- WHAT TO WORK ON
Output the records exactly as they appear, with no pictures included.

>> Start

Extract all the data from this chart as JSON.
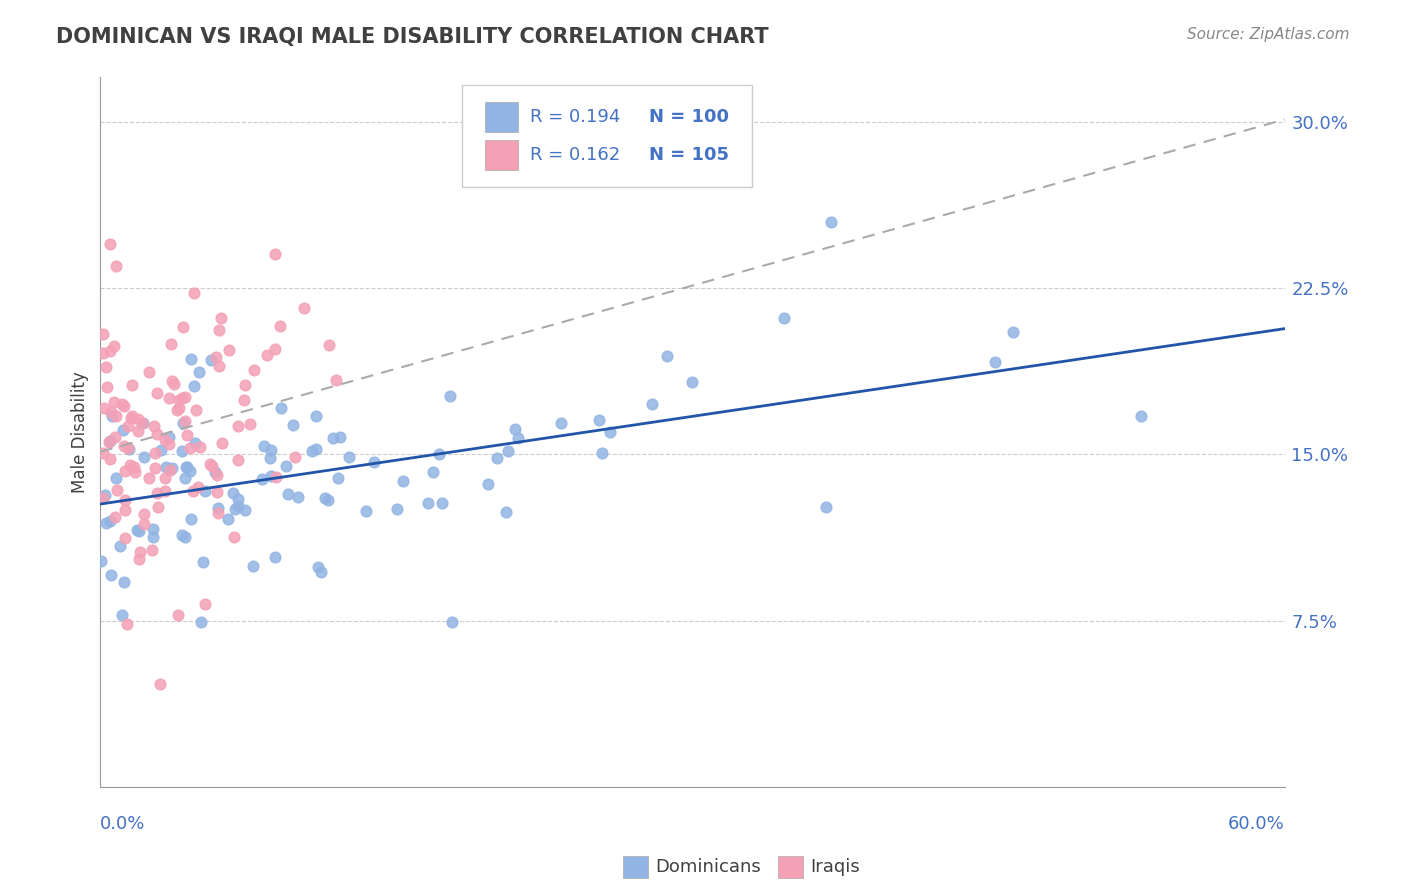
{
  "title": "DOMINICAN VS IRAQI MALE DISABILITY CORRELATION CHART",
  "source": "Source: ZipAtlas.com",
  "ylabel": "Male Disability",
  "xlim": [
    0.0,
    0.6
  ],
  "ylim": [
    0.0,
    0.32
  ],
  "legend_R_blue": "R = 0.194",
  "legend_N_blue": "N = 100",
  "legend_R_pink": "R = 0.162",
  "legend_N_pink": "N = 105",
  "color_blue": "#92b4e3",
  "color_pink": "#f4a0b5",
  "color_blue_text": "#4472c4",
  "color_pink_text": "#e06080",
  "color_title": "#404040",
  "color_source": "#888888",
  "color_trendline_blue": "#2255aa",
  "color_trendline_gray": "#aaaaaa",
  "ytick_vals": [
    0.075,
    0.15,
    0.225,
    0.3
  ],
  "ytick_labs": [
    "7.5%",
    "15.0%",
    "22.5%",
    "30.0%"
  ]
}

>> End

- SOLUTION
Extract all the data from this chart as JSON.
{
  "title": "DOMINICAN VS IRAQI MALE DISABILITY CORRELATION CHART",
  "source": "Source: ZipAtlas.com",
  "ylabel": "Male Disability",
  "xlim": [
    0.0,
    0.6
  ],
  "ylim": [
    0.0,
    0.32
  ],
  "legend_R_blue": "R = 0.194",
  "legend_N_blue": "N = 100",
  "legend_R_pink": "R = 0.162",
  "legend_N_pink": "N = 105",
  "color_blue": "#92b4e3",
  "color_pink": "#f4a0b5",
  "color_blue_text": "#4472c4",
  "color_pink_text": "#e06080",
  "color_title": "#404040",
  "color_source": "#888888",
  "color_trendline_blue": "#2255aa",
  "color_trendline_gray": "#aaaaaa",
  "ytick_vals": [
    0.075,
    0.15,
    0.225,
    0.3
  ],
  "ytick_labs": [
    "7.5%",
    "15.0%",
    "22.5%",
    "30.0%"
  ]
}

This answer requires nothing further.